> [Problem details]
Drop the pictures from the entries below, then reproduce the rest exactly.

## START Records provided

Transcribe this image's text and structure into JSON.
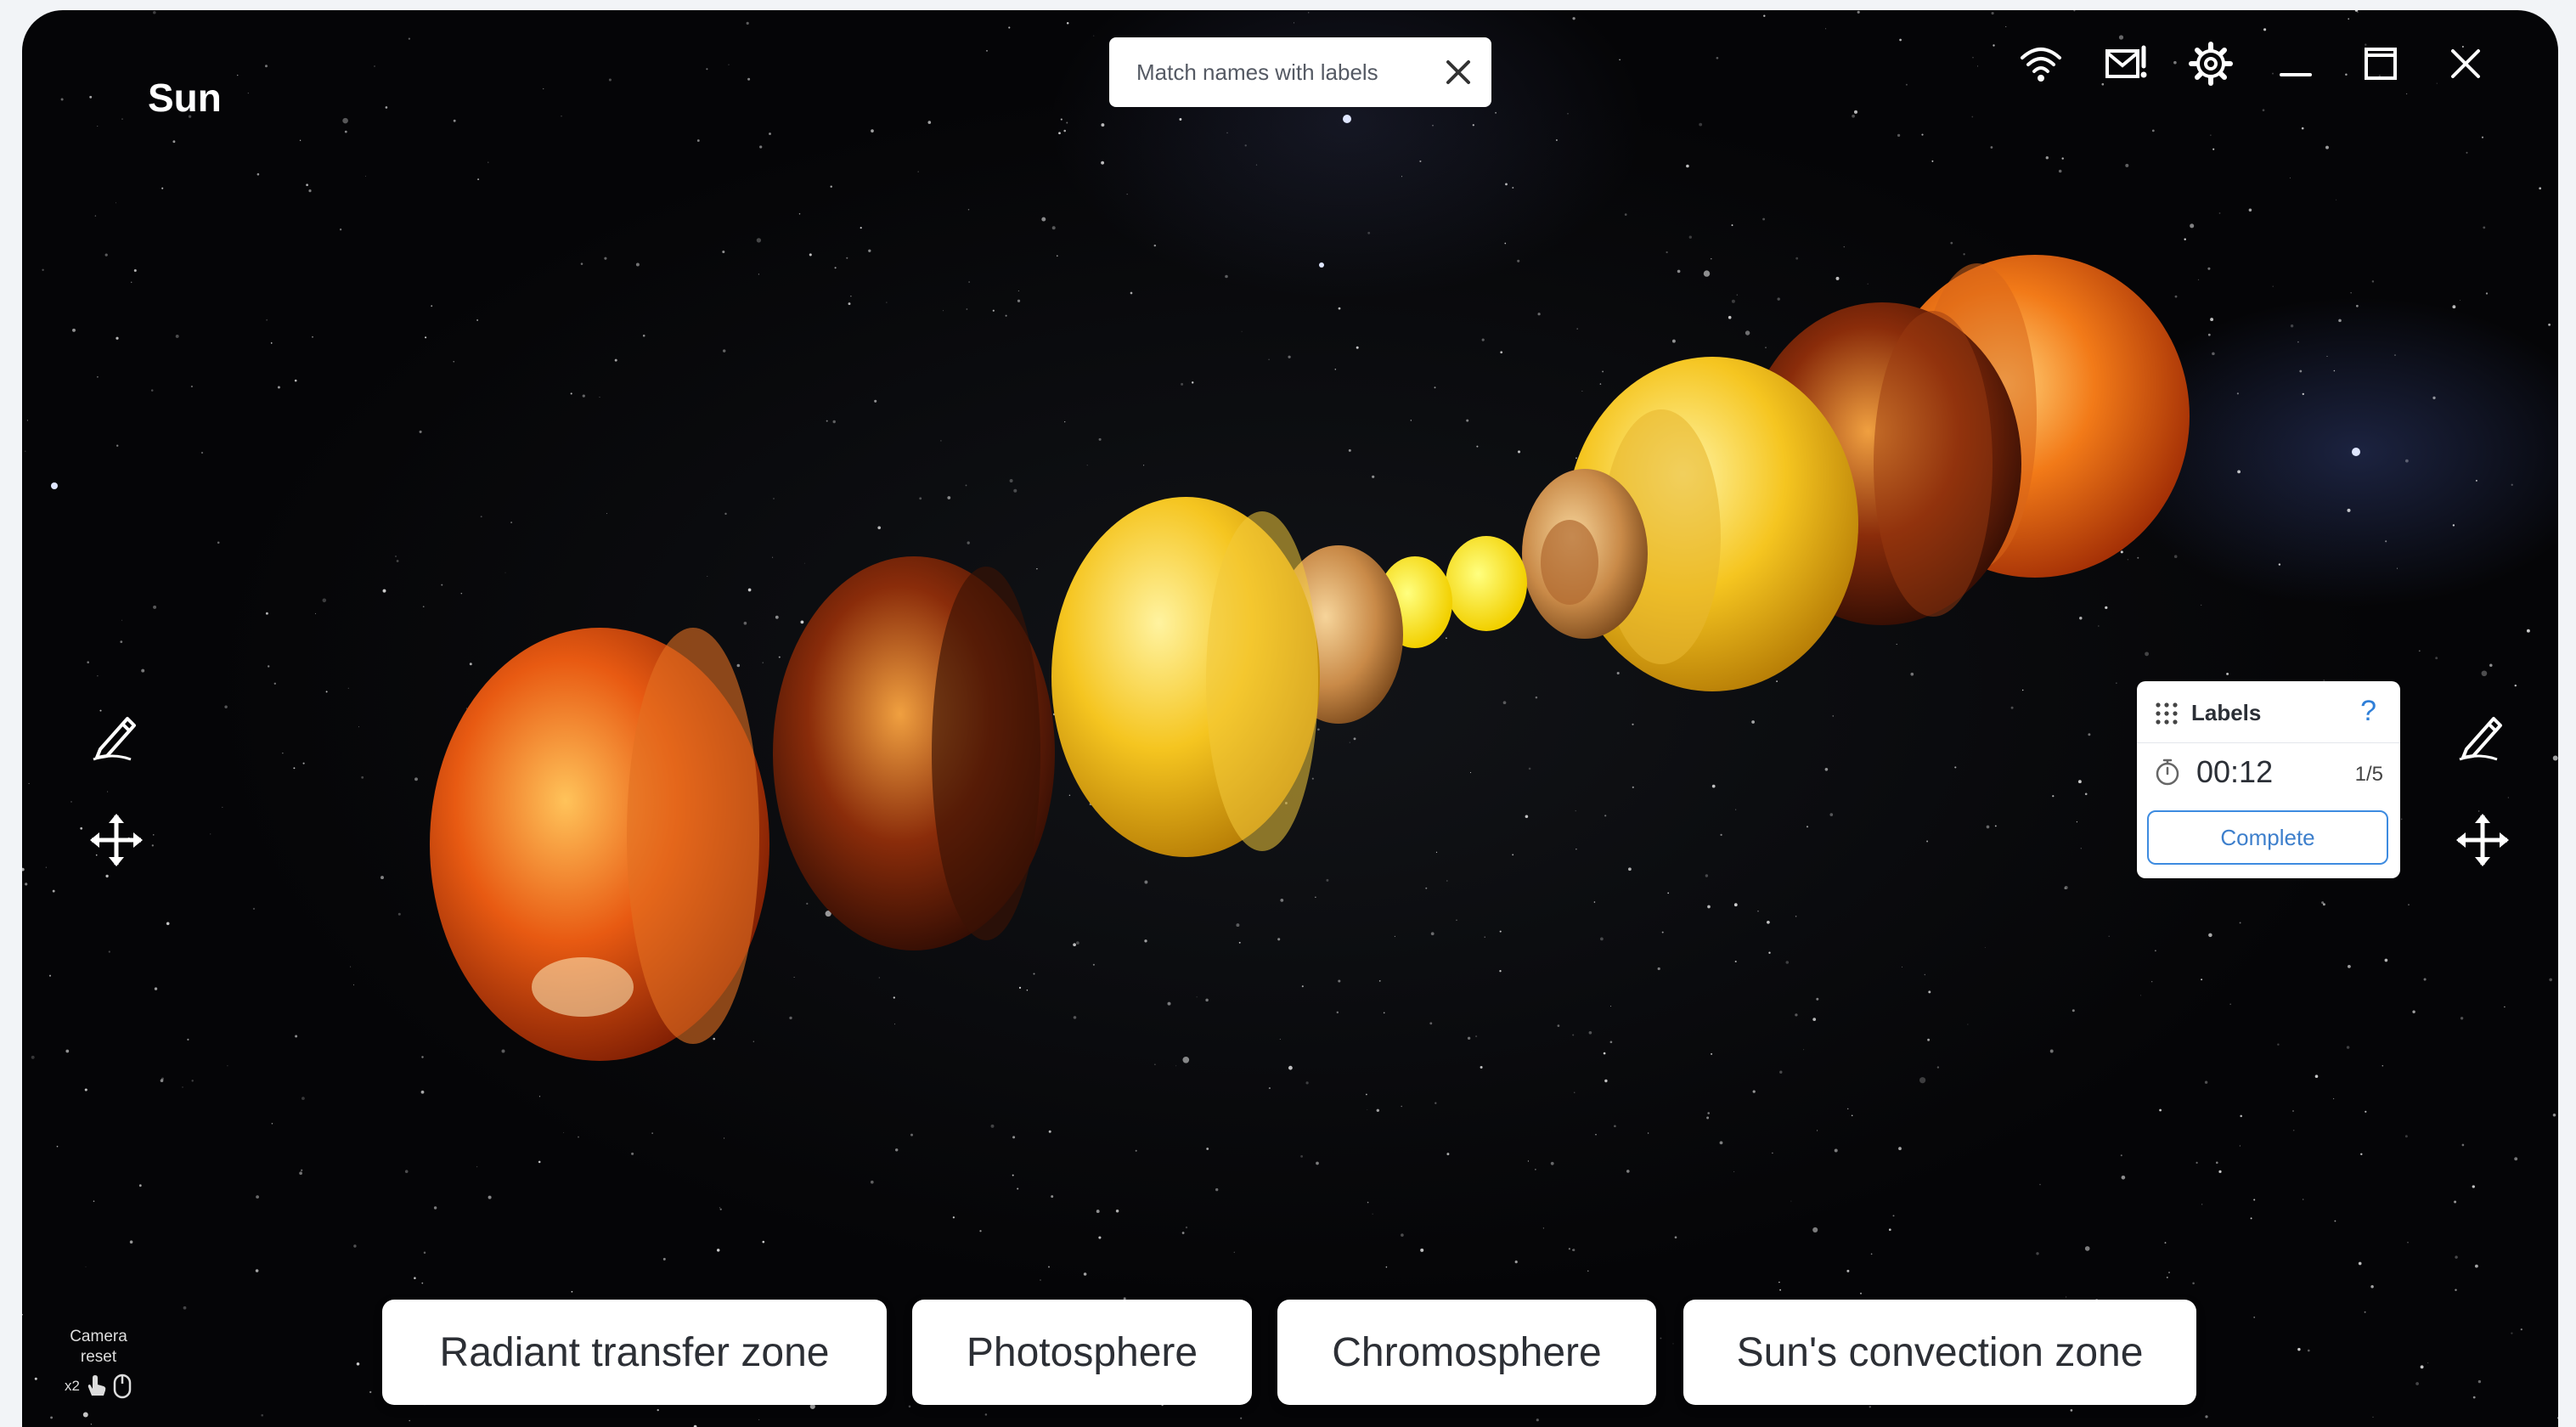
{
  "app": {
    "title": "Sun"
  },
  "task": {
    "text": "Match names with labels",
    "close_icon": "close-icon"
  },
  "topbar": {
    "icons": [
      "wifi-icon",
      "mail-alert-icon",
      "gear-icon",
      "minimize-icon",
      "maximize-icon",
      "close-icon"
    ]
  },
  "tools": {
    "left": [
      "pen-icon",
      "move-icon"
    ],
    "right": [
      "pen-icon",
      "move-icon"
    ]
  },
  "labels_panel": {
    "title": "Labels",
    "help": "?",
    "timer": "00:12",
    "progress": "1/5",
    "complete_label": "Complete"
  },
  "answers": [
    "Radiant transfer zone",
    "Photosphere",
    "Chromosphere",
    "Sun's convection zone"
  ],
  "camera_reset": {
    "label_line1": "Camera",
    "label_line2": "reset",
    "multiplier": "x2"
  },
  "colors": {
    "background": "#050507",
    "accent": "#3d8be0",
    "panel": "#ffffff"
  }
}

## END Records provided

> [Task response]
Transcribe this image's text and structure into JSON.
{
  "app": {
    "title": "Sun"
  },
  "task": {
    "text": "Match names with labels",
    "close_icon": "close-icon"
  },
  "topbar": {
    "icons": [
      "wifi-icon",
      "mail-alert-icon",
      "gear-icon",
      "minimize-icon",
      "maximize-icon",
      "close-icon"
    ]
  },
  "tools": {
    "left": [
      "pen-icon",
      "move-icon"
    ],
    "right": [
      "pen-icon",
      "move-icon"
    ]
  },
  "labels_panel": {
    "title": "Labels",
    "help": "?",
    "timer": "00:12",
    "progress": "1/5",
    "complete_label": "Complete"
  },
  "answers": [
    "Radiant transfer zone",
    "Photosphere",
    "Chromosphere",
    "Sun's convection zone"
  ],
  "camera_reset": {
    "label_line1": "Camera",
    "label_line2": "reset",
    "multiplier": "x2"
  },
  "colors": {
    "background": "#050507",
    "accent": "#3d8be0",
    "panel": "#ffffff"
  }
}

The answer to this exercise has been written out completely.